Given instruction
Every record here should be printed again exactly.

Dataset extract
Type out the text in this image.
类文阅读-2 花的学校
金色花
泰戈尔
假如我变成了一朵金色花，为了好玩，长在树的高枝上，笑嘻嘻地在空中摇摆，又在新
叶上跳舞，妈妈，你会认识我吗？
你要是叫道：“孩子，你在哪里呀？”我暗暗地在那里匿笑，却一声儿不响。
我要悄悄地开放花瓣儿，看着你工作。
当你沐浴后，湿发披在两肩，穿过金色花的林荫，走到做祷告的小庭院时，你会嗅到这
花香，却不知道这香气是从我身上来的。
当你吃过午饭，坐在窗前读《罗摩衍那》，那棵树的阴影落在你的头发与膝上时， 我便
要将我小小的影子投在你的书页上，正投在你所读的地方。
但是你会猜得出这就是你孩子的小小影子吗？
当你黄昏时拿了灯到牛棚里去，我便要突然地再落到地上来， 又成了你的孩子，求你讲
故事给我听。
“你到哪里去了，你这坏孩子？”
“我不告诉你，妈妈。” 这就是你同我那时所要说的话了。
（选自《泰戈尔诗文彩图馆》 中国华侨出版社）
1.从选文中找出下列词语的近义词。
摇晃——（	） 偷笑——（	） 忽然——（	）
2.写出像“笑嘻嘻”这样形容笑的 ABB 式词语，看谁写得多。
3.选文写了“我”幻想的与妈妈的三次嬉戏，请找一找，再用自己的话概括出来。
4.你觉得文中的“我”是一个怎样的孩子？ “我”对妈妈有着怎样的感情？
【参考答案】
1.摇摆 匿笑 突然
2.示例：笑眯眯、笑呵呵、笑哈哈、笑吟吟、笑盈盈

Solution to this task
Type out the text in this image.
类文阅读-2 花的学校
金色花
泰戈尔
假如我变成了一朵金色花，为了好玩，长在树的高枝上，笑嘻嘻地在空中摇摆，又在新
叶上跳舞，妈妈，你会认识我吗？
你要是叫道：“孩子，你在哪里呀？”我暗暗地在那里匿笑，却一声儿不响。
我要悄悄地开放花瓣儿，看着你工作。
当你沐浴后，湿发披在两肩，穿过金色花的林荫，走到做祷告的小庭院时，你会嗅到这
花香，却不知道这香气是从我身上来的。
当你吃过午饭，坐在窗前读《罗摩衍那》，那棵树的阴影落在你的头发与膝上时， 我便
要将我小小的影子投在你的书页上，正投在你所读的地方。
但是你会猜得出这就是你孩子的小小影子吗？
当你黄昏时拿了灯到牛棚里去，我便要突然地再落到地上来， 又成了你的孩子，求你讲
故事给我听。
“你到哪里去了，你这坏孩子？”
“我不告诉你，妈妈。” 这就是你同我那时所要说的话了。
（选自《泰戈尔诗文彩图馆》 中国华侨出版社）
1.从选文中找出下列词语的近义词。
摇晃——（	） 偷笑——（	） 忽然——（	）
2.写出像“笑嘻嘻”这样形容笑的 ABB 式词语，看谁写得多。
3.选文写了“我”幻想的与妈妈的三次嬉戏，请找一找，再用自己的话概括出来。
4.你觉得文中的“我”是一个怎样的孩子？ “我”对妈妈有着怎样的感情？
【参考答案】
1.摇摆 匿笑 突然
2.示例：笑眯眯、笑呵呵、笑哈哈、笑吟吟、笑盈盈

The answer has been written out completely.